■ RECORD EXTRACTS

☆ ☆ ☆ ☆

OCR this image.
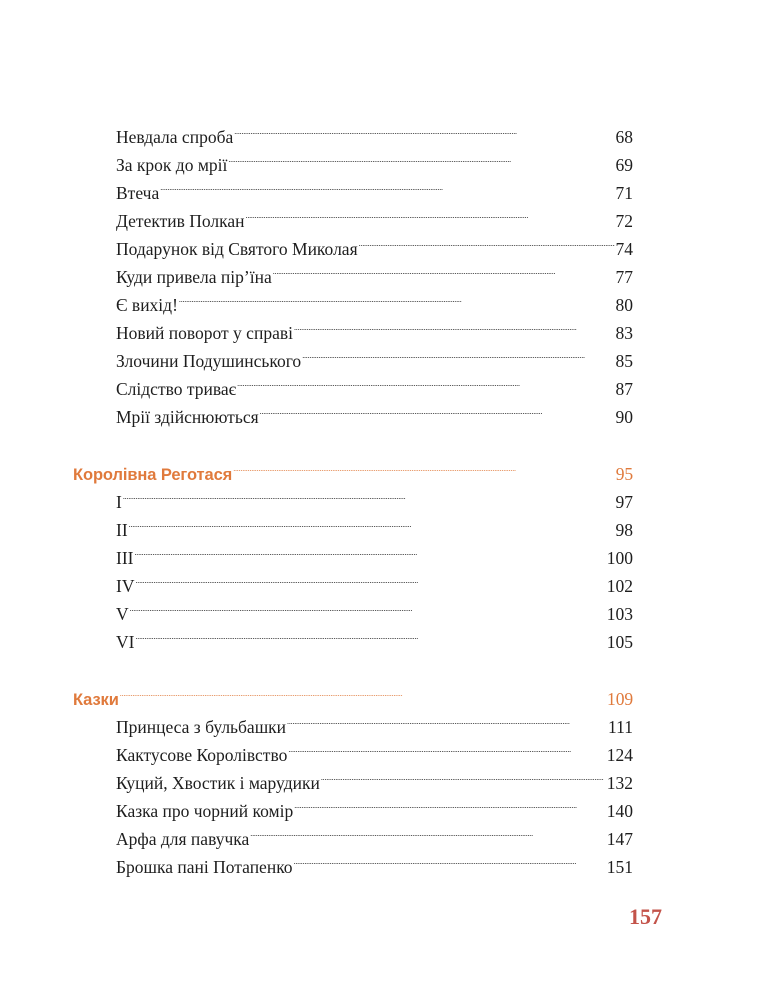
Невдала спроба . . .	68
За крок до мрії . . .	69
Втеча . . .	71
Детектив Полкан . . .	72
Подарунок від Святого Миколая . . .	74
Куди привела пір’їна . . .	77
Є вихід! . . .	80
Новий поворот у справі . . .	83
Злочини Подушинського . . .	85
Слідство триває . . .	87
Мрії здійснюються . . .	90
Королівна Реготася . . .	95
I . . .	97
II . . .	98
III . . .	100
IV . . .	102
V . . .	103
VI . . .	105
Казки . . .	109
Принцеса з бульбашки . . .	111
Кактусове Королівство . . .	124
Куций, Хвостик і марудики . . .	132
Казка про чорний комір . . .	140
Арфа для павучка . . .	147
Брошка пані Потапенко . . .	151
157
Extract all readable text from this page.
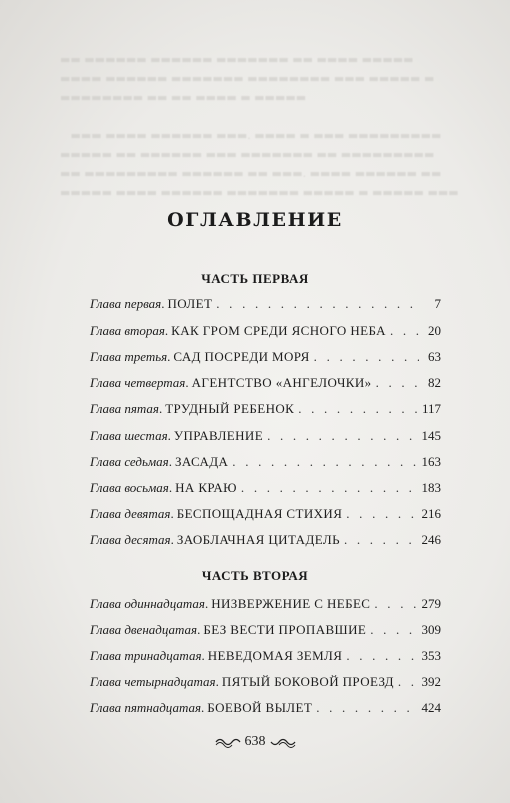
▬▬ ▬▬▬▬▬▬ ▬▬▬▬▬▬ ▬▬▬▬▬▬▬ ▬▬ ▬▬▬▬ ▬▬▬▬▬
▬▬▬▬ ▬▬▬▬▬▬ ▬▬▬▬▬▬▬ ▬▬▬▬▬▬▬▬ ▬▬▬ ▬▬▬▬▬ ▬
▬▬▬▬▬▬▬▬ ▬▬ ▬▬ ▬▬▬▬ ▬ ▬▬▬▬▬

▬▬▬ ▬▬▬▬ ▬▬▬▬▬▬ ▬▬▬. ▬▬▬▬ ▬ ▬▬▬ ▬▬▬▬▬▬▬▬▬
▬▬▬▬▬ ▬▬ ▬▬▬▬▬▬ ▬▬▬ ▬▬▬▬▬▬▬ ▬▬ ▬▬▬▬▬▬▬▬▬
▬▬ ▬▬▬▬▬▬▬▬▬ ▬▬▬▬▬▬ ▬▬ ▬▬▬. ▬▬▬▬ ▬▬▬▬▬▬ ▬▬
▬▬▬▬▬ ▬▬▬▬ ▬▬▬▬▬▬ ▬▬▬▬▬▬▬ ▬▬▬▬▬ ▬ ▬▬▬▬▬ ▬▬▬
ОГЛАВЛЕНИЕ
ЧАСТЬ ПЕРВАЯ
Глава первая . ПОЛЕТ . . .	7
Глава вторая . КАК ГРОМ СРЕДИ ЯСНОГО НЕБА . . .	20
Глава третья . САД ПОСРЕДИ МОРЯ . . .	63
Глава четвертая . АГЕНТСТВО «АНГЕЛОЧКИ» . . .	82
Глава пятая . ТРУДНЫЙ РЕБЕНОК . . .	117
Глава шестая . УПРАВЛЕНИЕ . . .	145
Глава седьмая . ЗАСАДА . . .	163
Глава восьмая . НА КРАЮ . . .	183
Глава девятая . БЕСПОЩАДНАЯ СТИХИЯ . . .	216
Глава десятая . ЗАОБЛАЧНАЯ ЦИТАДЕЛЬ . . .	246
ЧАСТЬ ВТОРАЯ
Глава одиннадцатая . НИЗВЕРЖЕНИЕ С НЕБЕС . . .	279
Глава двенадцатая . БЕЗ ВЕСТИ ПРОПАВШИЕ . . .	309
Глава тринадцатая . НЕВЕДОМАЯ ЗЕМЛЯ . . .	353
Глава четырнадцатая . ПЯТЫЙ БОКОВОЙ ПРОЕЗД . . . 392
Глава пятнадцатая . БОЕВОЙ ВЫЛЕТ . . .	424
638
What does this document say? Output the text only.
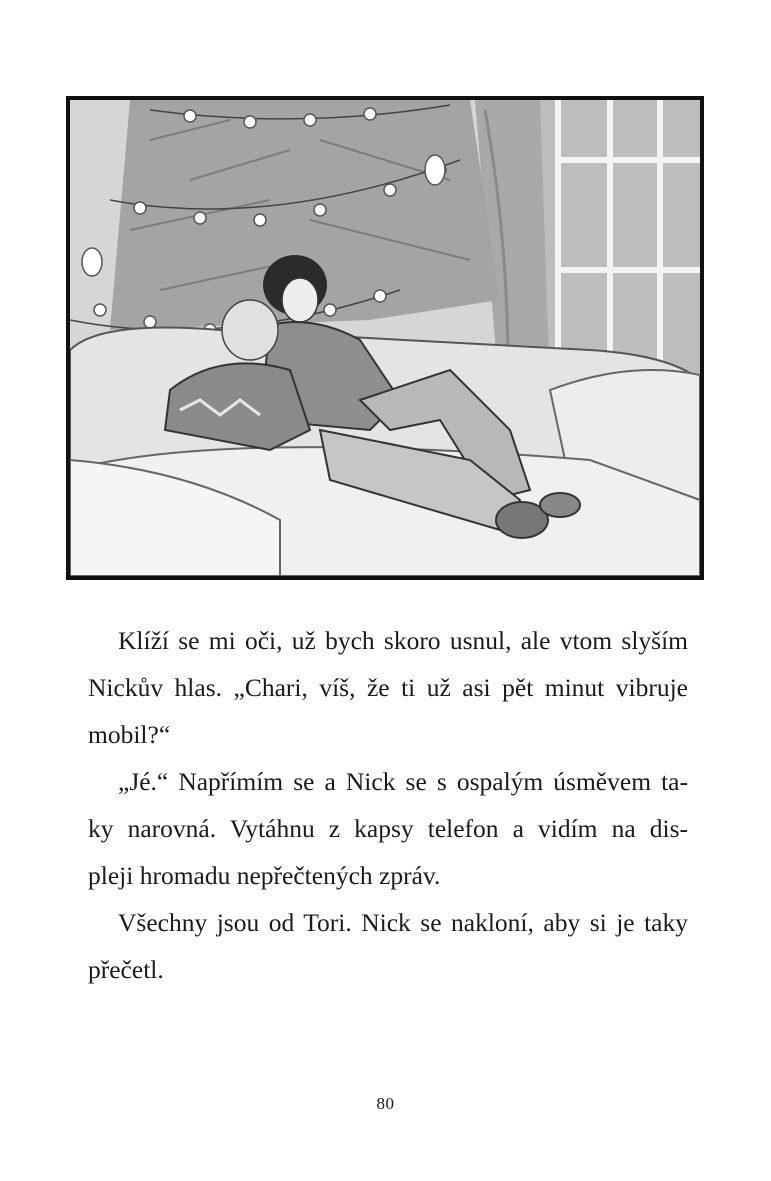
Klíží se mi oči, už bych skoro usnul, ale vtom slyším
Nickův hlas. „Chari, víš, že ti už asi pět minut vibruje
mobil?“

„Jé.“ Napřímím se a Nick se s ospalým úsměvem ta-
ky narovná. Vytáhnu z kapsy telefon a vidím na dis-
pleji hromadu nepřečtených zpráv.

Všechny jsou od Tori. Nick se nakloní, aby si je taky
přečetl.

80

☆ ☆ ☆ ☆

■ WORK TO DO
Go to the line containing "What does this" and set it down, along with every later line through the last one, exactly as written and without the pictures.

■ ANSWER TO THE PROBLEM
What does this document say? Output the text only.
Klíží se mi oči, už bych skoro usnul, ale vtom slyším
Nickův hlas. „Chari, víš, že ti už asi pět minut vibruje
mobil?“

„Jé.“ Napřímím se a Nick se s ospalým úsměvem ta-
ky narovná. Vytáhnu z kapsy telefon a vidím na dis-
pleji hromadu nepřečtených zpráv.

Všechny jsou od Tori. Nick se nakloní, aby si je taky
přečetl.

80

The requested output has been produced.